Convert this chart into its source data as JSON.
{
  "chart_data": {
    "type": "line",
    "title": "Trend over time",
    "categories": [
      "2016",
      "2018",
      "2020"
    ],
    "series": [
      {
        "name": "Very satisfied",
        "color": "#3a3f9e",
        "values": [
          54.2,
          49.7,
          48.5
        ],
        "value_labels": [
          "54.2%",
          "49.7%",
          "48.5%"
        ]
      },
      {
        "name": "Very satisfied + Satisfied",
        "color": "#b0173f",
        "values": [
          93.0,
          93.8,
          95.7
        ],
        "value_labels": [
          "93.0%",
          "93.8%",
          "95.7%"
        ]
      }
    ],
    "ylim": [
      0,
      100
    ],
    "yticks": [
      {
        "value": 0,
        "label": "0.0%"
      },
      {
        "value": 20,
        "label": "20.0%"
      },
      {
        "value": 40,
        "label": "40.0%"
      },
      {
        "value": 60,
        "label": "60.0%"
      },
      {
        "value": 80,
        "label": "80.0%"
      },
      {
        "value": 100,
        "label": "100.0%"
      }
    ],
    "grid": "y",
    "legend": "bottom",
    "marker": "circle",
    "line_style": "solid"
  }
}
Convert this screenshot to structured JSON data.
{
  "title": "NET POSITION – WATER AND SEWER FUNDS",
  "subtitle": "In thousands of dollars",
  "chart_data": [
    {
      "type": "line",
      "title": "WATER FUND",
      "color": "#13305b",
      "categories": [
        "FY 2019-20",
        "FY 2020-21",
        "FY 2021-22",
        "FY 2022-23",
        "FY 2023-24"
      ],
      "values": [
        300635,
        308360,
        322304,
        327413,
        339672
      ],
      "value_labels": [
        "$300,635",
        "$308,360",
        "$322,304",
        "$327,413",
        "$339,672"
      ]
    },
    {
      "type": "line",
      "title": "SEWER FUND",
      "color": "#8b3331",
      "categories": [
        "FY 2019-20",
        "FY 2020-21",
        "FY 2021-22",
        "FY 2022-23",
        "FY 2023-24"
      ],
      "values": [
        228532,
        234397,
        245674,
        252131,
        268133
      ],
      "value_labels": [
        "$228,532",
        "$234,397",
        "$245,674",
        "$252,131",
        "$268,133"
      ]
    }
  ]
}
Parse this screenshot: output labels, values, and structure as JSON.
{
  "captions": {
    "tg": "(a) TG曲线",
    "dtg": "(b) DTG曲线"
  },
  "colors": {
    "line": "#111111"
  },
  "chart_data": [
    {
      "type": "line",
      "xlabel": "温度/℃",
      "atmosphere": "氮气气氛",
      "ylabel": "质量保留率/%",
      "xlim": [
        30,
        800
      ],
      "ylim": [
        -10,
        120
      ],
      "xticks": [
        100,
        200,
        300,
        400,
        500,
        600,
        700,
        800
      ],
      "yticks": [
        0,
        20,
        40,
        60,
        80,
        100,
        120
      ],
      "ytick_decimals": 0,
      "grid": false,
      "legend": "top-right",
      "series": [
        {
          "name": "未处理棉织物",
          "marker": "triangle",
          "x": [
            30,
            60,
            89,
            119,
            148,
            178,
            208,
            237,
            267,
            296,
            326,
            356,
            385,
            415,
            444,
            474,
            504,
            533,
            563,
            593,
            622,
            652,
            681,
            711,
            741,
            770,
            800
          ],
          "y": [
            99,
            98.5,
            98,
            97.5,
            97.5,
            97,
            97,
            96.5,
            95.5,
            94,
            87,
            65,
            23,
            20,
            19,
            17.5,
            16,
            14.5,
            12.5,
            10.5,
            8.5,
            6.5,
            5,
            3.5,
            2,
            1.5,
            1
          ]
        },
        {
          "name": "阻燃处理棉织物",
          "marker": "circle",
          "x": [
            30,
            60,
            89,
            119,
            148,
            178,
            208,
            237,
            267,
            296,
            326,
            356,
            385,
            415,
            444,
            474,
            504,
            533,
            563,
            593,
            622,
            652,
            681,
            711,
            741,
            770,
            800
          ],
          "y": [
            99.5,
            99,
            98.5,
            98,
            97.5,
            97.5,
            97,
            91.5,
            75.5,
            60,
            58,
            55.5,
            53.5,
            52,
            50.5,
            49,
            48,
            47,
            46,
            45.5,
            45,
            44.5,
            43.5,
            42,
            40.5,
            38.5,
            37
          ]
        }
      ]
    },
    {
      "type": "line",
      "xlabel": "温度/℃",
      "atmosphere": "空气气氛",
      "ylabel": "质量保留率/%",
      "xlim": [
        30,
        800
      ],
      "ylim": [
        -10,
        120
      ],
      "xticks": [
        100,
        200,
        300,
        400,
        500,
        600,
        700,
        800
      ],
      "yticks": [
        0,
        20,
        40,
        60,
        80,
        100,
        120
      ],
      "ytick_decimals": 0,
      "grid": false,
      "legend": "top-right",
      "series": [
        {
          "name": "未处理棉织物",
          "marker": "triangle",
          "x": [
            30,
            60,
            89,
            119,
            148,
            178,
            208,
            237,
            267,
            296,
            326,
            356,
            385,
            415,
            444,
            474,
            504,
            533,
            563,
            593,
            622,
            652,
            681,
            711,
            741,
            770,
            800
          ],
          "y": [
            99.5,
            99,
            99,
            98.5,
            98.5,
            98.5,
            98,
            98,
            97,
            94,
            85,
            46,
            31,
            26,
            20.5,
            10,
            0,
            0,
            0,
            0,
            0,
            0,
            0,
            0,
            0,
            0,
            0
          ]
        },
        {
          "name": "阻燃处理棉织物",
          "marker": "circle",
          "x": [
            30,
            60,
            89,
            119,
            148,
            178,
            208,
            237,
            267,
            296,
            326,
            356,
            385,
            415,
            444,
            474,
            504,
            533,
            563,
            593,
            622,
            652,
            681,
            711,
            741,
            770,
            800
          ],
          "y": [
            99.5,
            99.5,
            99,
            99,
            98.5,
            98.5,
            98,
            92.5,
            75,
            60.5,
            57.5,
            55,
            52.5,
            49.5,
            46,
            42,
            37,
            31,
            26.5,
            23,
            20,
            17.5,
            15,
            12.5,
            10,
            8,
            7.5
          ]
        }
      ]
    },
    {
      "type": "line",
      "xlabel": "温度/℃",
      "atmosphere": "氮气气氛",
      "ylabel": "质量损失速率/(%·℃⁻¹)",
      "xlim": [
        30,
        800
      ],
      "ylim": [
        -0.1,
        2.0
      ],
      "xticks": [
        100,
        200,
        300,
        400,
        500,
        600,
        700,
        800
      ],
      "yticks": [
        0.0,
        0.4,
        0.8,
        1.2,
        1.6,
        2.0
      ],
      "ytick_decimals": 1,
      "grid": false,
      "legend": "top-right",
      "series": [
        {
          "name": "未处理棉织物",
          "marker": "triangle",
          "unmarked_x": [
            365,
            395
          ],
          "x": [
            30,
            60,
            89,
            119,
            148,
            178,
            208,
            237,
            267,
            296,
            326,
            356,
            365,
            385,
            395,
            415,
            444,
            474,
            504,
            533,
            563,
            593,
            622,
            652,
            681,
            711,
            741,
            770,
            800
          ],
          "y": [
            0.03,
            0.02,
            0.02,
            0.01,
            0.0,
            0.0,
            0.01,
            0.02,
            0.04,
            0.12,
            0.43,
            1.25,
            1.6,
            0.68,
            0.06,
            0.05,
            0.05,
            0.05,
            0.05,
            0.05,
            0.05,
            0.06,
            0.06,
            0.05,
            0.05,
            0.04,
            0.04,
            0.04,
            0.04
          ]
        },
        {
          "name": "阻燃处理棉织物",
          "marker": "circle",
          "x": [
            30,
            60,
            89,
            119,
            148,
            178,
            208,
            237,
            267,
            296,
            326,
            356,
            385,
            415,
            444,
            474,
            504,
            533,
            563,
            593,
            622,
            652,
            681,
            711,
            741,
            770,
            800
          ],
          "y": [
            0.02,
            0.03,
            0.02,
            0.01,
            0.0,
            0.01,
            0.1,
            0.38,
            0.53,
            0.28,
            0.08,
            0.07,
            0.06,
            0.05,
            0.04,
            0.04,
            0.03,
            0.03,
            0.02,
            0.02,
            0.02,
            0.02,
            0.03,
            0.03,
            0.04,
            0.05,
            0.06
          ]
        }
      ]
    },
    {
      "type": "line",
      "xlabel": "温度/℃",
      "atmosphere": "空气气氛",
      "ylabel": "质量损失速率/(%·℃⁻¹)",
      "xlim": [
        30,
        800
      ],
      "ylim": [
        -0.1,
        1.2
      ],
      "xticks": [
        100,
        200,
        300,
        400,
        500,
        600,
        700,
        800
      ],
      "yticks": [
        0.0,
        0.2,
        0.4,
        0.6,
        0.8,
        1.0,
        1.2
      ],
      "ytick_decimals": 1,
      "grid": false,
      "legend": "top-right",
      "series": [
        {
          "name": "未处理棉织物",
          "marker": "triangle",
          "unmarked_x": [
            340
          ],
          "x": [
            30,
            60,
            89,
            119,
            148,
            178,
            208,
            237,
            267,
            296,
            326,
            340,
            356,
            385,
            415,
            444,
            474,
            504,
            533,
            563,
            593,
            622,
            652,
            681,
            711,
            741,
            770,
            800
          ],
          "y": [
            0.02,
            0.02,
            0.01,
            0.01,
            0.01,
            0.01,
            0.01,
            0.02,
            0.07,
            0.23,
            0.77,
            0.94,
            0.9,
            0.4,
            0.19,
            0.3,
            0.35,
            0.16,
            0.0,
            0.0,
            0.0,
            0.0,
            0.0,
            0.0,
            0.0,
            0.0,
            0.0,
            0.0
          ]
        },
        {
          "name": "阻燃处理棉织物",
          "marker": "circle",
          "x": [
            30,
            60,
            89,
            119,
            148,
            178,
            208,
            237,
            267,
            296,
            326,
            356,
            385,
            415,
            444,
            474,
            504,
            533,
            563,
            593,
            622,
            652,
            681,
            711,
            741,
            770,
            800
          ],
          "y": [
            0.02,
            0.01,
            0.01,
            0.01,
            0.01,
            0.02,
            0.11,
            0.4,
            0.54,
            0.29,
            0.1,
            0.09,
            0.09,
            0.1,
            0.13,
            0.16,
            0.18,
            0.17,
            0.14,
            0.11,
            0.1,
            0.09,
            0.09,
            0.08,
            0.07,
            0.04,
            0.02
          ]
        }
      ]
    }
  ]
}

To do: Copy out every line in the listing where the word "WATER" appears.

Written solution:
  "title": "NET POSITION – WATER AND SEWER FUNDS",
      "title": "WATER FUND",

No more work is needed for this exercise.